▶ AIM:
Give the data below again exactly as it stands. Omit the pictures.

[Records contained in a dataset]
• • • • •

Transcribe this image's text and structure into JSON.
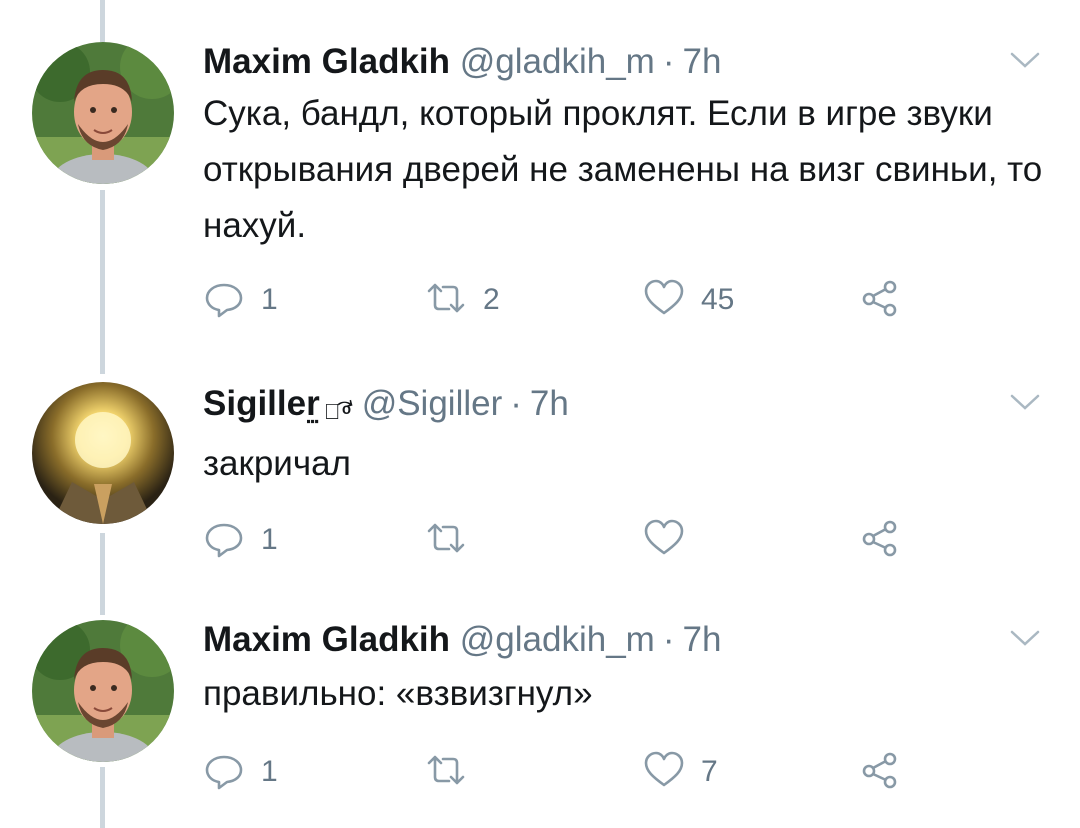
{
  "colors": {
    "text": "#14171a",
    "secondary": "#657786",
    "thread_line": "#cdd6dd",
    "icon": "#8899a6"
  },
  "tweets": [
    {
      "name": "Maxim Gladkih",
      "handle": "@gladkih_m",
      "separator": "·",
      "time": "7h",
      "text": "Сука, бандл, который проклят. Если в игре звуки открывания дверей не заменены на визг свиньи, то нахуй.",
      "avatar": "person-photo",
      "actions": {
        "reply_count": "1",
        "retweet_count": "2",
        "like_count": "45"
      }
    },
    {
      "name": "Sigiller",
      "name_decoration": "⃨ ᷓ ͦ ⃕",
      "handle": "@Sigiller",
      "separator": "·",
      "time": "7h",
      "text": "закричал",
      "avatar": "glowing-head-image",
      "actions": {
        "reply_count": "1",
        "retweet_count": "",
        "like_count": ""
      }
    },
    {
      "name": "Maxim Gladkih",
      "handle": "@gladkih_m",
      "separator": "·",
      "time": "7h",
      "text": "правильно: «взвизгнул»",
      "avatar": "person-photo",
      "actions": {
        "reply_count": "1",
        "retweet_count": "",
        "like_count": "7"
      }
    }
  ]
}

• • • • •

▶ RESULT:
Transcribe this image's text and structure into JSON.
{
  "colors": {
    "text": "#14171a",
    "secondary": "#657786",
    "thread_line": "#cdd6dd",
    "icon": "#8899a6"
  },
  "tweets": [
    {
      "name": "Maxim Gladkih",
      "handle": "@gladkih_m",
      "separator": "·",
      "time": "7h",
      "text": "Сука, бандл, который проклят. Если в игре звуки открывания дверей не заменены на визг свиньи, то нахуй.",
      "avatar": "person-photo",
      "actions": {
        "reply_count": "1",
        "retweet_count": "2",
        "like_count": "45"
      }
    },
    {
      "name": "Sigiller",
      "name_decoration": "⃨ ᷓ ͦ ⃕",
      "handle": "@Sigiller",
      "separator": "·",
      "time": "7h",
      "text": "закричал",
      "avatar": "glowing-head-image",
      "actions": {
        "reply_count": "1",
        "retweet_count": "",
        "like_count": ""
      }
    },
    {
      "name": "Maxim Gladkih",
      "handle": "@gladkih_m",
      "separator": "·",
      "time": "7h",
      "text": "правильно: «взвизгнул»",
      "avatar": "person-photo",
      "actions": {
        "reply_count": "1",
        "retweet_count": "",
        "like_count": "7"
      }
    }
  ]
}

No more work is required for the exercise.